*ZIELE*
**a.** Kopiere aus der Rede zur Gleichstellung den Abschnitt, der bei „(Beifall bei Abgeordneten“ beginnt und bei „kommen die Tränen.“ endet, ohne jede Abweichung.
**b.** Gib sämtliche Zeilen der Positionsdaten erneut aus und tausche darin „purpose-list-item“ gegen „goal-list-item“, während alles Übrige unverändert bleibt.

*TEXTAUSZUG*
——————

Mag es zwischen zivilgesellschaftlichen Organisationen und der Politik durchaus Differenzen darüber geben, ob die bisherigen Maßnahmen nur erste Schritte sind oder bereits große Erfolge hinsichtlich der Verwirklichungschancen für Frauen bedeuten, so ist doch eines gewiss: Ein Zurück in tradierte Rollenmuster wollen wir gemeinsam nicht. Vielmehr stärken wir Demokratinnen und Demokraten sowohl die Istanbul-Konvention als auch die Frauenrechtskonvention CEDAW. Wir wollen das Recht auf Gleichstellung für jede Person, für Frauen, Männer und Diverse, zu jeder Zeit ihres Lebenslaufes verwirklichen.

(Beifall bei Abgeordneten der SPD)

Den Gegnern von Emanzipation, Freiheit und Antidiskriminierung für jeden Menschen, die hier einen Gesetzentwurf zur Änderung des Aktiengesetzes vorgelegt haben, möchte ich nur sagen: Die Begründung ist einfach skandalös und beschämend. Sie wollen ein Gesetz ändern, weil männliche Bewerber – ich zitiere – „um die Früchte ihrer harten beruflichen Leistung“ gebracht werden.

(Helin Evrim Sommer [DIE LINKE]: Ach Gott!)

Schluchz, mir kommen die Tränen.

(Beifall der Abg. Leni Breymaier [SPD])

Nur Antidemokraten haben Angst vor der 1995 auf der Vierten UN-Weltfrauenkonferenz als Ziel festgelegte – ich zitiere – „Machtgleichstellung der Frau“. Nur Antidemokraten wollen, wie in einem hier ebenfalls vorgelegten Antrag, die – ich zitiere – „Gleichstellung beenden“ und diskreditieren darüber hinaus das weltweit wichtige Prinzip des Gender-Mainstreaming.

(Beifall der Abg. Dr. Daniela De Ridder [SPD])

——————

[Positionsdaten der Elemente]

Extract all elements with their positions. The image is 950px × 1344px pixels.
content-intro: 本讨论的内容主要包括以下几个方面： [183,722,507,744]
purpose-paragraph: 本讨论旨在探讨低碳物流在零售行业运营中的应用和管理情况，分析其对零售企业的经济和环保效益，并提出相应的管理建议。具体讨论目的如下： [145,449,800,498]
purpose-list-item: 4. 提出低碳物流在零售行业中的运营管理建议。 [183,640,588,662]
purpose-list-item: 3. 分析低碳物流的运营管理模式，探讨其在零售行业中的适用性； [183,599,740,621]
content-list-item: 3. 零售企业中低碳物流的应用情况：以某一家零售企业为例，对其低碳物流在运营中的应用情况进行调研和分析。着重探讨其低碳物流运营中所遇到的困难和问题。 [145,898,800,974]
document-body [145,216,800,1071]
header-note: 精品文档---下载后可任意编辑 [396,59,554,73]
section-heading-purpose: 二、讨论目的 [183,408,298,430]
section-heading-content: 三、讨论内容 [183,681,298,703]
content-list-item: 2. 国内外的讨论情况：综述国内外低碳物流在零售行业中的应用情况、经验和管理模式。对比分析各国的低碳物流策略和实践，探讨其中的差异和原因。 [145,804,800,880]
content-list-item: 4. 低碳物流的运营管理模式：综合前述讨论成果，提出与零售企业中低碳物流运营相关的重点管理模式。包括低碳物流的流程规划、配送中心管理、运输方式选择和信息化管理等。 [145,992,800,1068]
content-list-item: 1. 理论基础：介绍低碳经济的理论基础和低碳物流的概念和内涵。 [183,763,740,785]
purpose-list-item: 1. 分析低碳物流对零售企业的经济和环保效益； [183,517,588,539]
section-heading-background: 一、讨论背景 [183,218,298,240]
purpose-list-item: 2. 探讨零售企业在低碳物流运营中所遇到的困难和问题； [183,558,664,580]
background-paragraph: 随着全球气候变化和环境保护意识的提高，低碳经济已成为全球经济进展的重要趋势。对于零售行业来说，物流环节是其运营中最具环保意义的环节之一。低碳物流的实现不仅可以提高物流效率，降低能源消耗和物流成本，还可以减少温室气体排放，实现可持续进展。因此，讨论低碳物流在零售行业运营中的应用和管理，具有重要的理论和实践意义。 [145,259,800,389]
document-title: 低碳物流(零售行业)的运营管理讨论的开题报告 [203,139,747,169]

——————

*ERGEBNISSE DER ÜBUNG*
**a.**
(Beifall bei Abgeordneten der SPD)

Den Gegnern von Emanzipation, Freiheit und Antidiskriminierung für jeden Menschen, die hier einen Gesetzentwurf zur Änderung des Aktiengesetzes vorgelegt haben, möchte ich nur sagen: Die Begründung ist einfach skandalös und beschämend. Sie wollen ein Gesetz ändern, weil männliche Bewerber – ich zitiere – „um die Früchte ihrer harten beruflichen Leistung“ gebracht werden.

(Helin Evrim Sommer [DIE LINKE]: Ach Gott!)

Schluchz, mir kommen die Tränen.

**b.**
Extract all elements with their positions. The image is 950px × 1344px pixels.
content-intro: 本讨论的内容主要包括以下几个方面： [183,722,507,744]
purpose-paragraph: 本讨论旨在探讨低碳物流在零售行业运营中的应用和管理情况，分析其对零售企业的经济和环保效益，并提出相应的管理建议。具体讨论目的如下： [145,449,800,498]
goal-list-item: 4. 提出低碳物流在零售行业中的运营管理建议。 [183,640,588,662]
goal-list-item: 3. 分析低碳物流的运营管理模式，探讨其在零售行业中的适用性； [183,599,740,621]
content-list-item: 3. 零售企业中低碳物流的应用情况：以某一家零售企业为例，对其低碳物流在运营中的应用情况进行调研和分析。着重探讨其低碳物流运营中所遇到的困难和问题。 [145,898,800,974]
document-body [145,216,800,1071]
header-note: 精品文档---下载后可任意编辑 [396,59,554,73]
section-heading-purpose: 二、讨论目的 [183,408,298,430]
section-heading-content: 三、讨论内容 [183,681,298,703]
content-list-item: 2. 国内外的讨论情况：综述国内外低碳物流在零售行业中的应用情况、经验和管理模式。对比分析各国的低碳物流策略和实践，探讨其中的差异和原因。 [145,804,800,880]
content-list-item: 4. 低碳物流的运营管理模式：综合前述讨论成果，提出与零售企业中低碳物流运营相关的重点管理模式。包括低碳物流的流程规划、配送中心管理、运输方式选择和信息化管理等。 [145,992,800,1068]
content-list-item: 1. 理论基础：介绍低碳经济的理论基础和低碳物流的概念和内涵。 [183,763,740,785]
goal-list-item: 1. 分析低碳物流对零售企业的经济和环保效益； [183,517,588,539]
section-heading-background: 一、讨论背景 [183,218,298,240]
goal-list-item: 2. 探讨零售企业在低碳物流运营中所遇到的困难和问题； [183,558,664,580]
background-paragraph: 随着全球气候变化和环境保护意识的提高，低碳经济已成为全球经济进展的重要趋势。对于零售行业来说，物流环节是其运营中最具环保意义的环节之一。低碳物流的实现不仅可以提高物流效率，降低能源消耗和物流成本，还可以减少温室气体排放，实现可持续进展。因此，讨论低碳物流在零售行业运营中的应用和管理，具有重要的理论和实践意义。 [145,259,800,389]
document-title: 低碳物流(零售行业)的运营管理讨论的开题报告 [203,139,747,169]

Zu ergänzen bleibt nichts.